> _TASK DETAILS_
All entries must be extracted exactly, with nothing added or dropped.
— begin EXCERPTED DATA —
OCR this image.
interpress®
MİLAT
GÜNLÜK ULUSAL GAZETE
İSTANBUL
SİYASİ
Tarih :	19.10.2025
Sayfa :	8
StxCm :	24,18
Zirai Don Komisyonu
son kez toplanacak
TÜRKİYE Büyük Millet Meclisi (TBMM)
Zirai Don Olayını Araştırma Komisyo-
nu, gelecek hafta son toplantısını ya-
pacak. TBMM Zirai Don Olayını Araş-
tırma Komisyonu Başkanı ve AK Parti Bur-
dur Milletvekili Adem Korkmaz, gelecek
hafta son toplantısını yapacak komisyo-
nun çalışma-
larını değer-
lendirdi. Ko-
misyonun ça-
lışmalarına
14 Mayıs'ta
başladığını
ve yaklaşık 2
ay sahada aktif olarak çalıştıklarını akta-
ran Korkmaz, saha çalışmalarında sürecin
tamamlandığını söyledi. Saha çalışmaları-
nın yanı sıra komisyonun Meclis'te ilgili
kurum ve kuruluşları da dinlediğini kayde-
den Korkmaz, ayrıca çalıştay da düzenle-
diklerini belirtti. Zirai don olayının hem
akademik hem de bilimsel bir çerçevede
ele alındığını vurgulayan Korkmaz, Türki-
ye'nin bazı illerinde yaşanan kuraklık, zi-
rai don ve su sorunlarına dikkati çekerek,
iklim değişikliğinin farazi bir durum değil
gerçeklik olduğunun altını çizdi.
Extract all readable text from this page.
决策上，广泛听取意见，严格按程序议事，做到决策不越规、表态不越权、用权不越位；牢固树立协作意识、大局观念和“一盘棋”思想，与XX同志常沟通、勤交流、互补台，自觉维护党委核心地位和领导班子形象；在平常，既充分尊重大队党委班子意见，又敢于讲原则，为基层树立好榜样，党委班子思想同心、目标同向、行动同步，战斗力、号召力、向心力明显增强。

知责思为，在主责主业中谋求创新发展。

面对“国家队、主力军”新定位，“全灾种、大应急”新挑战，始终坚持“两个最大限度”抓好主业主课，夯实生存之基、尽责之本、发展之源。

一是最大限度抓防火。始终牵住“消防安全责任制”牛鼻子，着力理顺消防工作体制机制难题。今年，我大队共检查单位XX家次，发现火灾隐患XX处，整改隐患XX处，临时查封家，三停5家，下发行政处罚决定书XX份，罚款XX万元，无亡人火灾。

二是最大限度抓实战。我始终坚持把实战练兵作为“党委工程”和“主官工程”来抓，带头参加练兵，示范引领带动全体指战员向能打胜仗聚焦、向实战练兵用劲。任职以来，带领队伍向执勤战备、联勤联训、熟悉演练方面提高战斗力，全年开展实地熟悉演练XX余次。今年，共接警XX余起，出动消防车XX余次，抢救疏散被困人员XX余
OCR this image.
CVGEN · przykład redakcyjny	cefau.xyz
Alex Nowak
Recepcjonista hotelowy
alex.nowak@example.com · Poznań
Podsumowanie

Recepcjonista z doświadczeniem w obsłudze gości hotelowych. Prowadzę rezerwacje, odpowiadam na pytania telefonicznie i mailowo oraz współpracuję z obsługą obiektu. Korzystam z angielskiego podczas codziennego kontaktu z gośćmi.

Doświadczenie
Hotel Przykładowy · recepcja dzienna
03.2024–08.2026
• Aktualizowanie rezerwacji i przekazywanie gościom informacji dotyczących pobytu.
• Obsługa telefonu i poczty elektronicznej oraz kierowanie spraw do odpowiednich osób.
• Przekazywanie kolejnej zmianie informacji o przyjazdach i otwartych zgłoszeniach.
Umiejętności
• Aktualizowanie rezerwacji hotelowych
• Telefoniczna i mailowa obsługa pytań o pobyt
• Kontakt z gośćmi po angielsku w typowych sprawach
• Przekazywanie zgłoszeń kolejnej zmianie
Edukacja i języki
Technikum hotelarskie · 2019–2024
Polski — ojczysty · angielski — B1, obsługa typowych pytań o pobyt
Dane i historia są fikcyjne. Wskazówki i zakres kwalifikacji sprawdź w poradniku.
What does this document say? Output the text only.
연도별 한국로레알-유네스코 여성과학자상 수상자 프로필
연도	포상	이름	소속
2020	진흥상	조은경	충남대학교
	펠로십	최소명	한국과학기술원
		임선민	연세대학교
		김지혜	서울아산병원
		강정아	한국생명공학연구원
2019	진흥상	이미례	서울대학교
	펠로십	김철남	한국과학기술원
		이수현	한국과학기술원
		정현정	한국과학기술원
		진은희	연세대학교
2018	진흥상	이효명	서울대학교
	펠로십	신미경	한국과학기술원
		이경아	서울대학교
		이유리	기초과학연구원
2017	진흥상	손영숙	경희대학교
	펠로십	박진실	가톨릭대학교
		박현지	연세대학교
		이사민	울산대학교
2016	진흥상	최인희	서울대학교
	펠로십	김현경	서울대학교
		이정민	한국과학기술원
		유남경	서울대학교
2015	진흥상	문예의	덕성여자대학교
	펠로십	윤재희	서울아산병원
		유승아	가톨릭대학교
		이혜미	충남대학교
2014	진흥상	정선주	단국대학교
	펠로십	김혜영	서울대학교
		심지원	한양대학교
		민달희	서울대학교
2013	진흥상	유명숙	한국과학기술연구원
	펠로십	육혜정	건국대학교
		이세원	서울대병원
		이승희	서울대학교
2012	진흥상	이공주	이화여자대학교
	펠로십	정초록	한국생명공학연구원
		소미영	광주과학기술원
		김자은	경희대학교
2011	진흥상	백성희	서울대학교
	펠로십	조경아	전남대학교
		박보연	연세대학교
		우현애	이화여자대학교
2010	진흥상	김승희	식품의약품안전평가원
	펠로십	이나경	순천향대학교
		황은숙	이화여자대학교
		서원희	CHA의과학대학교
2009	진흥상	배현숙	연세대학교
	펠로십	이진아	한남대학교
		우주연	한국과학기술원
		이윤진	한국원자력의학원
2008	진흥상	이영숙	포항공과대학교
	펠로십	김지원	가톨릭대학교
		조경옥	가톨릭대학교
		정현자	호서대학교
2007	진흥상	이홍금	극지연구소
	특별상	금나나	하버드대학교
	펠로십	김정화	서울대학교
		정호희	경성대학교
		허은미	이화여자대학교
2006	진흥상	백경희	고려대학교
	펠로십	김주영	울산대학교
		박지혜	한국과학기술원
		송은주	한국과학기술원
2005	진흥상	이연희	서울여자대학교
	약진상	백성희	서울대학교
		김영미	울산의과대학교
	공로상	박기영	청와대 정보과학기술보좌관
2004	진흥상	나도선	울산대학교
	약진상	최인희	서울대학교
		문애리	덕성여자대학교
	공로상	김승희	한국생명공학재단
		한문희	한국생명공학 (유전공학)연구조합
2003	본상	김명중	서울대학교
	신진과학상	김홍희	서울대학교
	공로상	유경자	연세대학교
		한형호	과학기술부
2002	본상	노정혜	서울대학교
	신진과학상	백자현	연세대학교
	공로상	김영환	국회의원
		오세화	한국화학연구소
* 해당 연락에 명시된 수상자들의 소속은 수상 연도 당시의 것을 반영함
— end EXCERPTED DATA —
> _SOLUTION FOR THIS PROBLEM_
OCR this image.
interpress®
MİLAT
GÜNLÜK ULUSAL GAZETE
İSTANBUL
SİYASİ
Tarih :	19.10.2025
Sayfa :	8
StxCm :	24,18
Zirai Don Komisyonu
son kez toplanacak
TÜRKİYE Büyük Millet Meclisi (TBMM)
Zirai Don Olayını Araştırma Komisyo-
nu, gelecek hafta son toplantısını ya-
pacak. TBMM Zirai Don Olayını Araş-
tırma Komisyonu Başkanı ve AK Parti Bur-
dur Milletvekili Adem Korkmaz, gelecek
hafta son toplantısını yapacak komisyo-
nun çalışma-
larını değer-
lendirdi. Ko-
misyonun ça-
lışmalarına
14 Mayıs'ta
başladığını
ve yaklaşık 2
ay sahada aktif olarak çalıştıklarını akta-
ran Korkmaz, saha çalışmalarında sürecin
tamamlandığını söyledi. Saha çalışmaları-
nın yanı sıra komisyonun Meclis'te ilgili
kurum ve kuruluşları da dinlediğini kayde-
den Korkmaz, ayrıca çalıştay da düzenle-
diklerini belirtti. Zirai don olayının hem
akademik hem de bilimsel bir çerçevede
ele alındığını vurgulayan Korkmaz, Türki-
ye'nin bazı illerinde yaşanan kuraklık, zi-
rai don ve su sorunlarına dikkati çekerek,
iklim değişikliğinin farazi bir durum değil
gerçeklik olduğunun altını çizdi.
Extract all readable text from this page.
决策上，广泛听取意见，严格按程序议事，做到决策不越规、表态不越权、用权不越位；牢固树立协作意识、大局观念和“一盘棋”思想，与XX同志常沟通、勤交流、互补台，自觉维护党委核心地位和领导班子形象；在平常，既充分尊重大队党委班子意见，又敢于讲原则，为基层树立好榜样，党委班子思想同心、目标同向、行动同步，战斗力、号召力、向心力明显增强。

知责思为，在主责主业中谋求创新发展。

面对“国家队、主力军”新定位，“全灾种、大应急”新挑战，始终坚持“两个最大限度”抓好主业主课，夯实生存之基、尽责之本、发展之源。

一是最大限度抓防火。始终牵住“消防安全责任制”牛鼻子，着力理顺消防工作体制机制难题。今年，我大队共检查单位XX家次，发现火灾隐患XX处，整改隐患XX处，临时查封家，三停5家，下发行政处罚决定书XX份，罚款XX万元，无亡人火灾。

二是最大限度抓实战。我始终坚持把实战练兵作为“党委工程”和“主官工程”来抓，带头参加练兵，示范引领带动全体指战员向能打胜仗聚焦、向实战练兵用劲。任职以来，带领队伍向执勤战备、联勤联训、熟悉演练方面提高战斗力，全年开展实地熟悉演练XX余次。今年，共接警XX余起，出动消防车XX余次，抢救疏散被困人员XX余
OCR this image.
CVGEN · przykład redakcyjny	cefau.xyz
Alex Nowak
Recepcjonista hotelowy
alex.nowak@example.com · Poznań
Podsumowanie

Recepcjonista z doświadczeniem w obsłudze gości hotelowych. Prowadzę rezerwacje, odpowiadam na pytania telefonicznie i mailowo oraz współpracuję z obsługą obiektu. Korzystam z angielskiego podczas codziennego kontaktu z gośćmi.

Doświadczenie
Hotel Przykładowy · recepcja dzienna
03.2024–08.2026
• Aktualizowanie rezerwacji i przekazywanie gościom informacji dotyczących pobytu.
• Obsługa telefonu i poczty elektronicznej oraz kierowanie spraw do odpowiednich osób.
• Przekazywanie kolejnej zmianie informacji o przyjazdach i otwartych zgłoszeniach.
Umiejętności
• Aktualizowanie rezerwacji hotelowych
• Telefoniczna i mailowa obsługa pytań o pobyt
• Kontakt z gośćmi po angielsku w typowych sprawach
• Przekazywanie zgłoszeń kolejnej zmianie
Edukacja i języki
Technikum hotelarskie · 2019–2024
Polski — ojczysty · angielski — B1, obsługa typowych pytań o pobyt
Dane i historia są fikcyjne. Wskazówki i zakres kwalifikacji sprawdź w poradniku.
What does this document say? Output the text only.
연도별 한국로레알-유네스코 여성과학자상 수상자 프로필
연도	포상	이름	소속
2020	진흥상	조은경	충남대학교
	펠로십	최소명	한국과학기술원
		임선민	연세대학교
		김지혜	서울아산병원
		강정아	한국생명공학연구원
2019	진흥상	이미례	서울대학교
	펠로십	김철남	한국과학기술원
		이수현	한국과학기술원
		정현정	한국과학기술원
		진은희	연세대학교
2018	진흥상	이효명	서울대학교
	펠로십	신미경	한국과학기술원
		이경아	서울대학교
		이유리	기초과학연구원
2017	진흥상	손영숙	경희대학교
	펠로십	박진실	가톨릭대학교
		박현지	연세대학교
		이사민	울산대학교
2016	진흥상	최인희	서울대학교
	펠로십	김현경	서울대학교
		이정민	한국과학기술원
		유남경	서울대학교
2015	진흥상	문예의	덕성여자대학교
	펠로십	윤재희	서울아산병원
		유승아	가톨릭대학교
		이혜미	충남대학교
2014	진흥상	정선주	단국대학교
	펠로십	김혜영	서울대학교
		심지원	한양대학교
		민달희	서울대학교
2013	진흥상	유명숙	한국과학기술연구원
	펠로십	육혜정	건국대학교
		이세원	서울대병원
		이승희	서울대학교
2012	진흥상	이공주	이화여자대학교
	펠로십	정초록	한국생명공학연구원
		소미영	광주과학기술원
		김자은	경희대학교
2011	진흥상	백성희	서울대학교
	펠로십	조경아	전남대학교
		박보연	연세대학교
		우현애	이화여자대학교
2010	진흥상	김승희	식품의약품안전평가원
	펠로십	이나경	순천향대학교
		황은숙	이화여자대학교
		서원희	CHA의과학대학교
2009	진흥상	배현숙	연세대학교
	펠로십	이진아	한남대학교
		우주연	한국과학기술원
		이윤진	한국원자력의학원
2008	진흥상	이영숙	포항공과대학교
	펠로십	김지원	가톨릭대학교
		조경옥	가톨릭대학교
		정현자	호서대학교
2007	진흥상	이홍금	극지연구소
	특별상	금나나	하버드대학교
	펠로십	김정화	서울대학교
		정호희	경성대학교
		허은미	이화여자대학교
2006	진흥상	백경희	고려대학교
	펠로십	김주영	울산대학교
		박지혜	한국과학기술원
		송은주	한국과학기술원
2005	진흥상	이연희	서울여자대학교
	약진상	백성희	서울대학교
		김영미	울산의과대학교
	공로상	박기영	청와대 정보과학기술보좌관
2004	진흥상	나도선	울산대학교
	약진상	최인희	서울대학교
		문애리	덕성여자대학교
	공로상	김승희	한국생명공학재단
		한문희	한국생명공학 (유전공학)연구조합
2003	본상	김명중	서울대학교
	신진과학상	김홍희	서울대학교
	공로상	유경자	연세대학교
		한형호	과학기술부
2002	본상	노정혜	서울대학교
	신진과학상	백자현	연세대학교
	공로상	김영환	국회의원
		오세화	한국화학연구소
* 해당 연락에 명시된 수상자들의 소속은 수상 연도 당시의 것을 반영함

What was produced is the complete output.